[Extracted records]
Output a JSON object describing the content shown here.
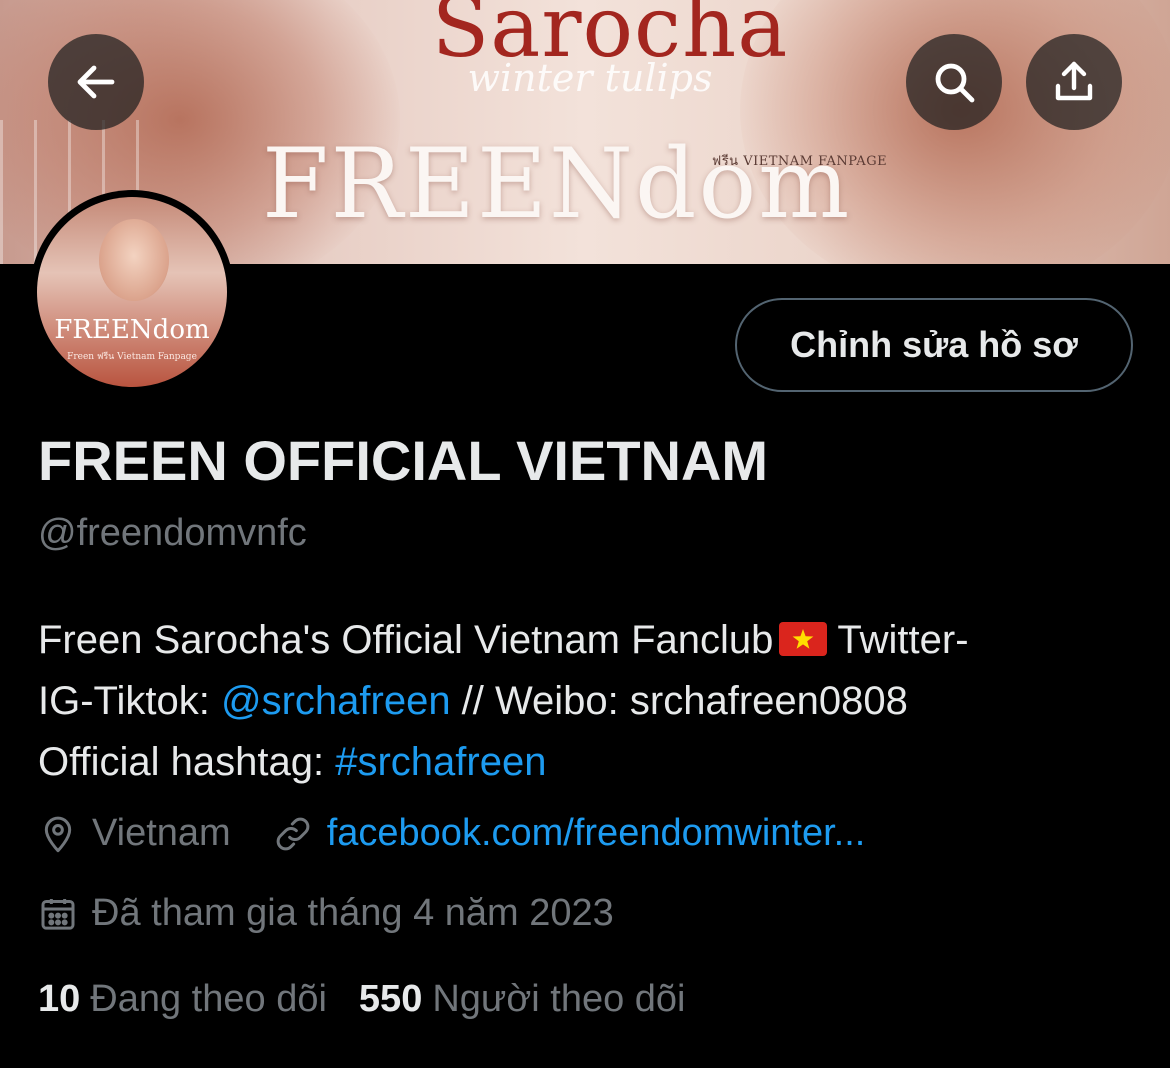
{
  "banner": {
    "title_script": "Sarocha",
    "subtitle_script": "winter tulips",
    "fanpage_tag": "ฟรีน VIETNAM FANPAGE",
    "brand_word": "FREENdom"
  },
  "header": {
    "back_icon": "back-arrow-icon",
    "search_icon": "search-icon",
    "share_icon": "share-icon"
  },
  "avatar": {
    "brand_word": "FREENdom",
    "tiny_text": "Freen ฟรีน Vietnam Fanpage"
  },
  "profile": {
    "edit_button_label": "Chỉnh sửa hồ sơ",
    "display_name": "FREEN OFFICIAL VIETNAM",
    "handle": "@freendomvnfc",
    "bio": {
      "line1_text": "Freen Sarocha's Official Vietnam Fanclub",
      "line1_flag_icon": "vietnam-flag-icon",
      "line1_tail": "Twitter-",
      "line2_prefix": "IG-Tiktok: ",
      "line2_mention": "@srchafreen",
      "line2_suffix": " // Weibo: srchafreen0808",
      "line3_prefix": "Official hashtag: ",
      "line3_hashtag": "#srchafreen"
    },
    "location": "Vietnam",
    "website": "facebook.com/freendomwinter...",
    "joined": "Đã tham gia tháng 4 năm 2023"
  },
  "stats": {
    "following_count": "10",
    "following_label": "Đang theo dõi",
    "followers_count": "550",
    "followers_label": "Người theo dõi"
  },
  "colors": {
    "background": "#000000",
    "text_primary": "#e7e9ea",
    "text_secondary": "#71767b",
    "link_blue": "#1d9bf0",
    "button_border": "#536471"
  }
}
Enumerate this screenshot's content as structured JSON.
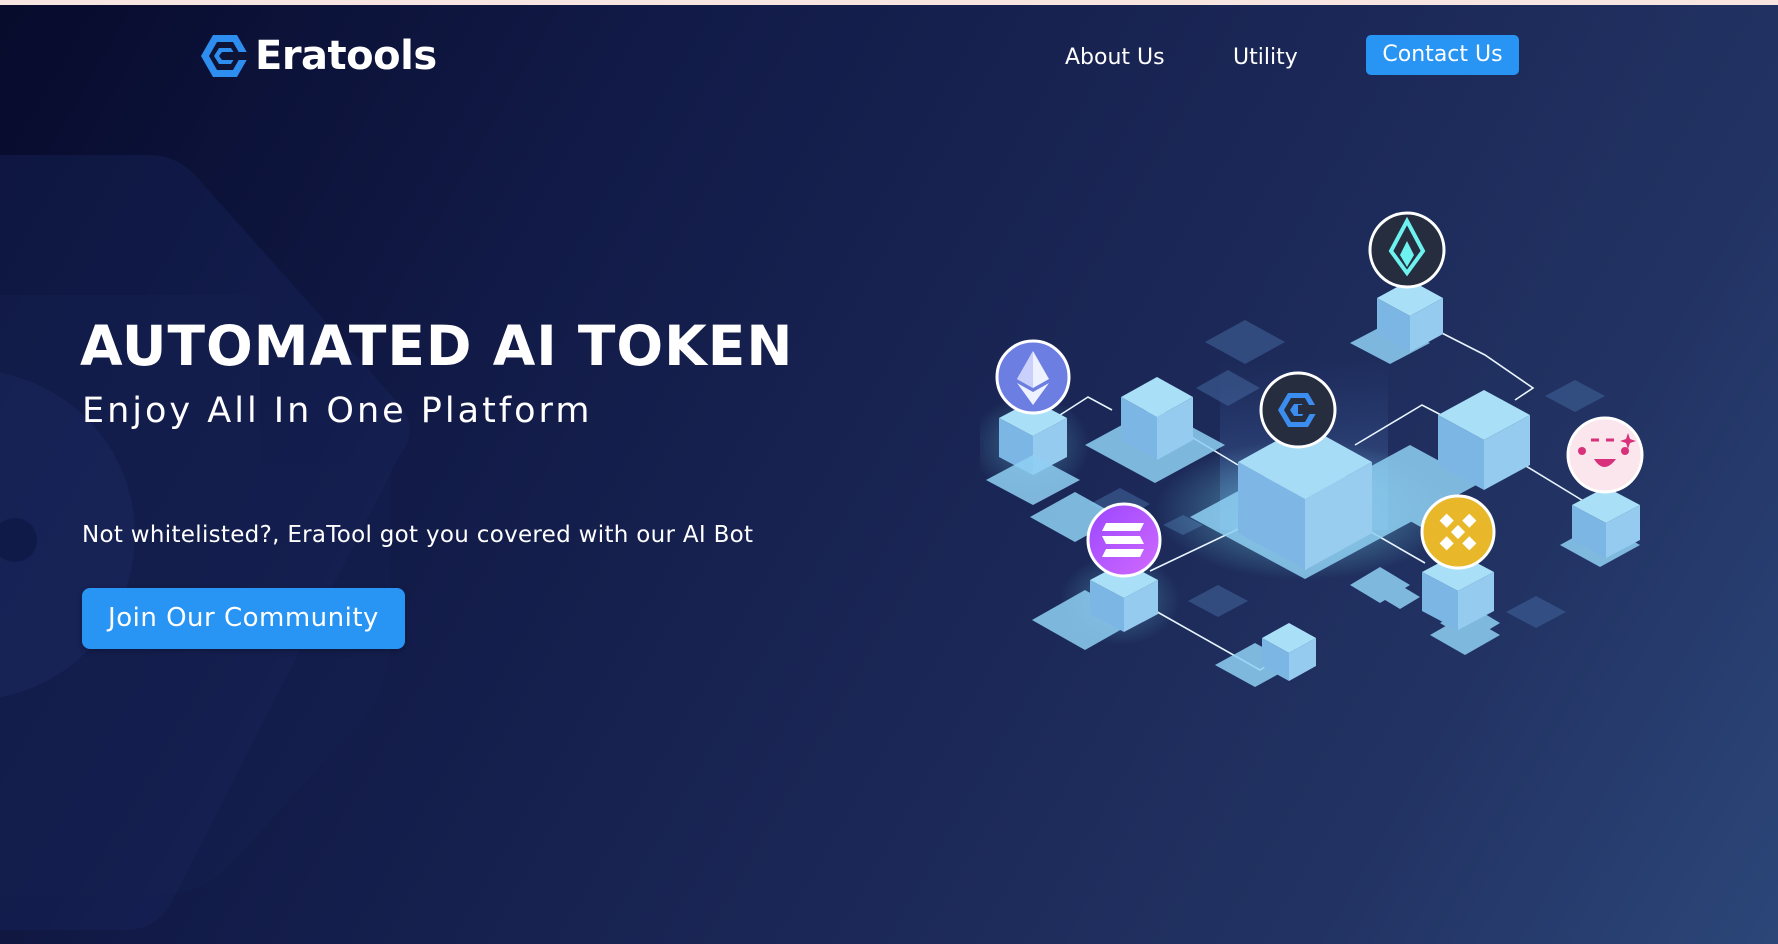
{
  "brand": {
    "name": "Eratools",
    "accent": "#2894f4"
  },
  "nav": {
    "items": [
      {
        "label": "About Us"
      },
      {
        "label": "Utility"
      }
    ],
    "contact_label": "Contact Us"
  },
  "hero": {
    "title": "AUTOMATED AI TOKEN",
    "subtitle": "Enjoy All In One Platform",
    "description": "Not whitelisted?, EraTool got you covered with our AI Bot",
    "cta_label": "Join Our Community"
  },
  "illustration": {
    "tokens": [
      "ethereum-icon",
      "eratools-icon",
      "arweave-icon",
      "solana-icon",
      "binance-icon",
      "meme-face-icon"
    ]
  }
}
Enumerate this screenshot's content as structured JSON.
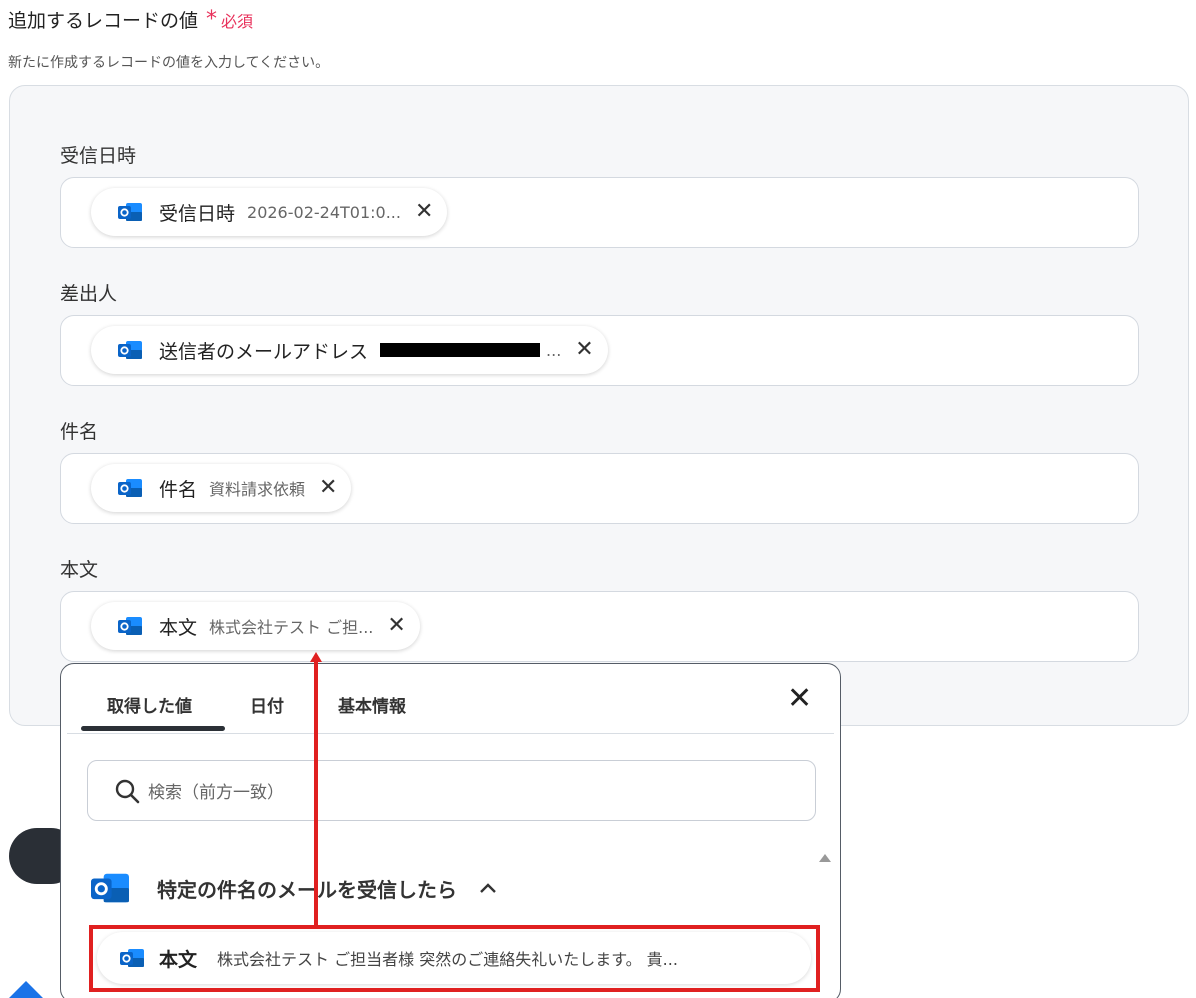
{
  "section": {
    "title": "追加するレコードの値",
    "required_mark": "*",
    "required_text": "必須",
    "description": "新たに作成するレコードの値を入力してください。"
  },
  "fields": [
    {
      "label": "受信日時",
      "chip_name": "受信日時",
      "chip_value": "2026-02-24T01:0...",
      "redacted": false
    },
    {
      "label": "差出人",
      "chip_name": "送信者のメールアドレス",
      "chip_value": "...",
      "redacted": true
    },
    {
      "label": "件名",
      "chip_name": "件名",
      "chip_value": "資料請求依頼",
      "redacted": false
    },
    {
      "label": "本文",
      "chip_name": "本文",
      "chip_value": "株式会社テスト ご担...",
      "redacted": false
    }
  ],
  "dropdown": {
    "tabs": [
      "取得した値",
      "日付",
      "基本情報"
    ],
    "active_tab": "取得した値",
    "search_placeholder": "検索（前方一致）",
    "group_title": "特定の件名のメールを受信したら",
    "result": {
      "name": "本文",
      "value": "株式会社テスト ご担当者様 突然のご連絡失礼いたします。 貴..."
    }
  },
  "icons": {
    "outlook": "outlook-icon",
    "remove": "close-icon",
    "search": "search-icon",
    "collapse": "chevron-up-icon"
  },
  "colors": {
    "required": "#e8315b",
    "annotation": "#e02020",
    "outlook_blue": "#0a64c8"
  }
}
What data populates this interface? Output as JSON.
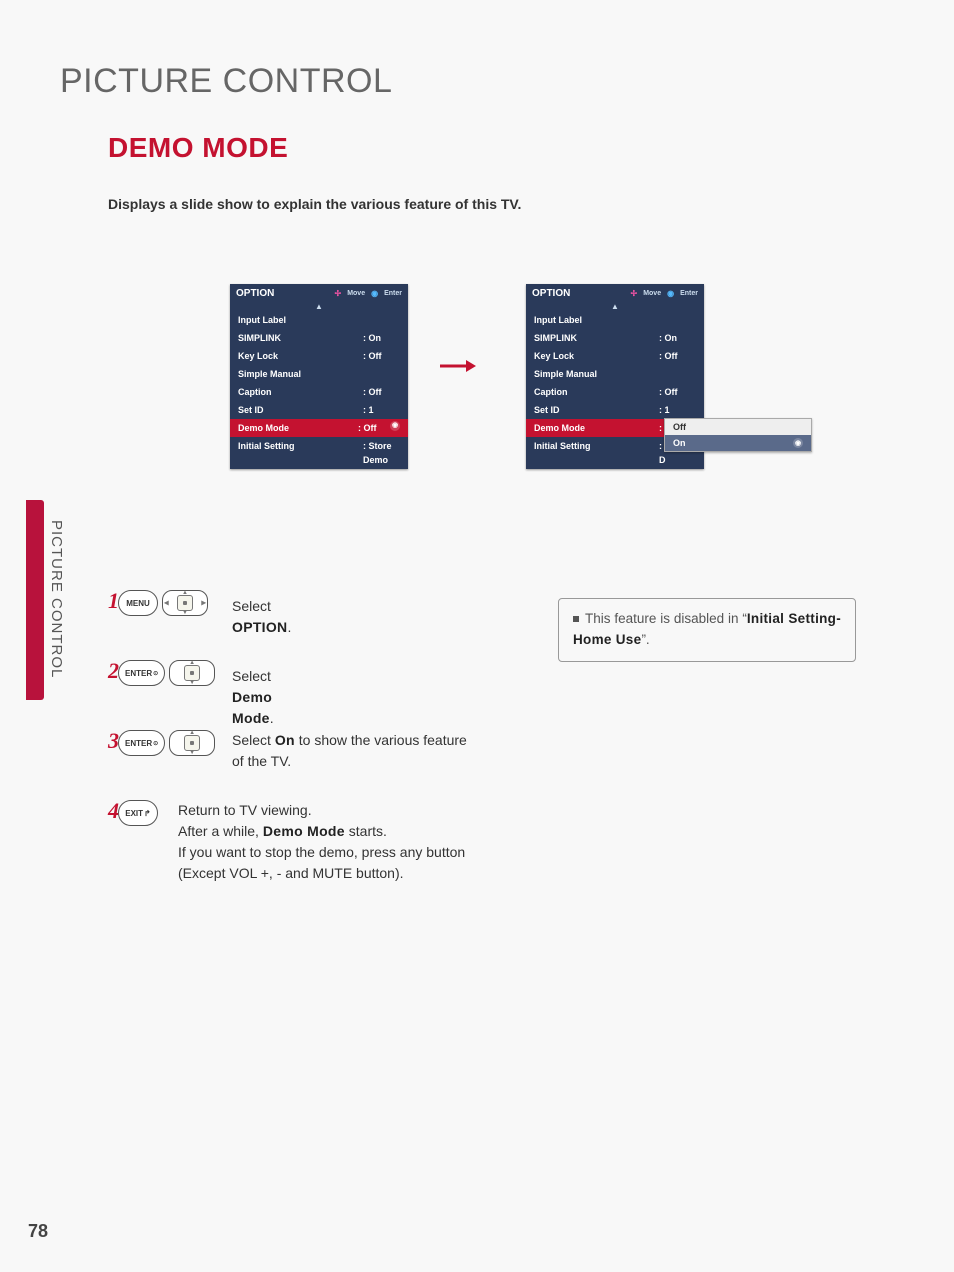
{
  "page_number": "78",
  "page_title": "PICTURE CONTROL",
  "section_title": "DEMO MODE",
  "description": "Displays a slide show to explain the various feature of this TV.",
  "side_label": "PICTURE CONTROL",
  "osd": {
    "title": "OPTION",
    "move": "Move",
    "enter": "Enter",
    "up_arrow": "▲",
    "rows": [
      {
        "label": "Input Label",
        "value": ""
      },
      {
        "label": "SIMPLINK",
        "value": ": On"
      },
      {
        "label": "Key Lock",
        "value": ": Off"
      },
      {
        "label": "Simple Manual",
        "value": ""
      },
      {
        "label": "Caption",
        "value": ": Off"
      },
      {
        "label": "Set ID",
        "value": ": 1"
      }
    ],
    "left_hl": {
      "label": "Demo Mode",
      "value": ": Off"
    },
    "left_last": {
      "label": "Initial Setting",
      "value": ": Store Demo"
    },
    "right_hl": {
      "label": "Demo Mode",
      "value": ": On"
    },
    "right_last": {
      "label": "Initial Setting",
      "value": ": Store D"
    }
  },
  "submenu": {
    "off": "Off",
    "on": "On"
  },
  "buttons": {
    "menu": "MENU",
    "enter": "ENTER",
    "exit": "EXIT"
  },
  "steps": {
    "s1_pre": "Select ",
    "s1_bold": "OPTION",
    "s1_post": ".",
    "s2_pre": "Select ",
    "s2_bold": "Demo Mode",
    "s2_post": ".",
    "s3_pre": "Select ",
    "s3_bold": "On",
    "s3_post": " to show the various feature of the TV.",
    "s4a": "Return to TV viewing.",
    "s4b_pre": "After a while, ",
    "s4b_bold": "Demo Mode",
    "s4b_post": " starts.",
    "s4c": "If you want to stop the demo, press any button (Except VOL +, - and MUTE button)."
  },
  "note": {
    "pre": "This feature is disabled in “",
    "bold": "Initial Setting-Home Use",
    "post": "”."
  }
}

STATED GOAL: Give an exact reproduction of every line, leaving out any picture.

THE SOLUTION:
Output a JSON object describing the content shown here.
{
  "banner": {
    "title_script": "Sarocha",
    "subtitle_script": "winter tulips",
    "fanpage_tag": "ฟรีน VIETNAM FANPAGE",
    "brand_word": "FREENdom"
  },
  "header": {
    "back_icon": "back-arrow-icon",
    "search_icon": "search-icon",
    "share_icon": "share-icon"
  },
  "avatar": {
    "brand_word": "FREENdom",
    "tiny_text": "Freen ฟรีน Vietnam Fanpage"
  },
  "profile": {
    "edit_button_label": "Chỉnh sửa hồ sơ",
    "display_name": "FREEN OFFICIAL VIETNAM",
    "handle": "@freendomvnfc",
    "bio": {
      "line1_text": "Freen Sarocha's Official Vietnam Fanclub",
      "line1_flag_icon": "vietnam-flag-icon",
      "line1_tail": "Twitter-",
      "line2_prefix": "IG-Tiktok: ",
      "line2_mention": "@srchafreen",
      "line2_suffix": " // Weibo: srchafreen0808",
      "line3_prefix": "Official hashtag: ",
      "line3_hashtag": "#srchafreen"
    },
    "location": "Vietnam",
    "website": "facebook.com/freendomwinter...",
    "joined": "Đã tham gia tháng 4 năm 2023"
  },
  "stats": {
    "following_count": "10",
    "following_label": "Đang theo dõi",
    "followers_count": "550",
    "followers_label": "Người theo dõi"
  },
  "colors": {
    "background": "#000000",
    "text_primary": "#e7e9ea",
    "text_secondary": "#71767b",
    "link_blue": "#1d9bf0",
    "button_border": "#536471"
  }
}
Enumerate this screenshot's content as structured JSON.
{
  "brand": {
    "name": "Eratools",
    "accent": "#2894f4"
  },
  "nav": {
    "items": [
      {
        "label": "About Us"
      },
      {
        "label": "Utility"
      }
    ],
    "contact_label": "Contact Us"
  },
  "hero": {
    "title": "AUTOMATED AI TOKEN",
    "subtitle": "Enjoy All In One Platform",
    "description": "Not whitelisted?, EraTool got you covered with our AI Bot",
    "cta_label": "Join Our Community"
  },
  "illustration": {
    "tokens": [
      "ethereum-icon",
      "eratools-icon",
      "arweave-icon",
      "solana-icon",
      "binance-icon",
      "meme-face-icon"
    ]
  }
}
Enumerate this screenshot's content as structured JSON.
{
  "section": {
    "title": "追加するレコードの値",
    "required_mark": "*",
    "required_text": "必須",
    "description": "新たに作成するレコードの値を入力してください。"
  },
  "fields": [
    {
      "label": "受信日時",
      "chip_name": "受信日時",
      "chip_value": "2026-02-24T01:0...",
      "redacted": false
    },
    {
      "label": "差出人",
      "chip_name": "送信者のメールアドレス",
      "chip_value": "...",
      "redacted": true
    },
    {
      "label": "件名",
      "chip_name": "件名",
      "chip_value": "資料請求依頼",
      "redacted": false
    },
    {
      "label": "本文",
      "chip_name": "本文",
      "chip_value": "株式会社テスト ご担...",
      "redacted": false
    }
  ],
  "dropdown": {
    "tabs": [
      "取得した値",
      "日付",
      "基本情報"
    ],
    "active_tab": "取得した値",
    "search_placeholder": "検索（前方一致）",
    "group_title": "特定の件名のメールを受信したら",
    "result": {
      "name": "本文",
      "value": "株式会社テスト ご担当者様 突然のご連絡失礼いたします。 貴..."
    }
  },
  "icons": {
    "outlook": "outlook-icon",
    "remove": "close-icon",
    "search": "search-icon",
    "collapse": "chevron-up-icon"
  },
  "colors": {
    "required": "#e8315b",
    "annotation": "#e02020",
    "outlook_blue": "#0a64c8"
  }
}
What data populates this interface? Output as JSON.
{
  "page_number": "78",
  "page_title": "PICTURE CONTROL",
  "section_title": "DEMO MODE",
  "description": "Displays a slide show to explain the various feature of this TV.",
  "side_label": "PICTURE CONTROL",
  "osd": {
    "title": "OPTION",
    "move": "Move",
    "enter": "Enter",
    "up_arrow": "▲",
    "rows": [
      {
        "label": "Input Label",
        "value": ""
      },
      {
        "label": "SIMPLINK",
        "value": ": On"
      },
      {
        "label": "Key Lock",
        "value": ": Off"
      },
      {
        "label": "Simple Manual",
        "value": ""
      },
      {
        "label": "Caption",
        "value": ": Off"
      },
      {
        "label": "Set ID",
        "value": ": 1"
      }
    ],
    "left_hl": {
      "label": "Demo Mode",
      "value": ": Off"
    },
    "left_last": {
      "label": "Initial Setting",
      "value": ": Store Demo"
    },
    "right_hl": {
      "label": "Demo Mode",
      "value": ": On"
    },
    "right_last": {
      "label": "Initial Setting",
      "value": ": Store D"
    }
  },
  "submenu": {
    "off": "Off",
    "on": "On"
  },
  "buttons": {
    "menu": "MENU",
    "enter": "ENTER",
    "exit": "EXIT"
  },
  "steps": {
    "s1_pre": "Select ",
    "s1_bold": "OPTION",
    "s1_post": ".",
    "s2_pre": "Select ",
    "s2_bold": "Demo Mode",
    "s2_post": ".",
    "s3_pre": "Select ",
    "s3_bold": "On",
    "s3_post": " to show the various feature of the TV.",
    "s4a": "Return to TV viewing.",
    "s4b_pre": "After a while, ",
    "s4b_bold": "Demo Mode",
    "s4b_post": " starts.",
    "s4c": "If you want to stop the demo, press any button (Except VOL +, - and MUTE button)."
  },
  "note": {
    "pre": "This feature is disabled in “",
    "bold": "Initial Setting-Home Use",
    "post": "”."
  }
}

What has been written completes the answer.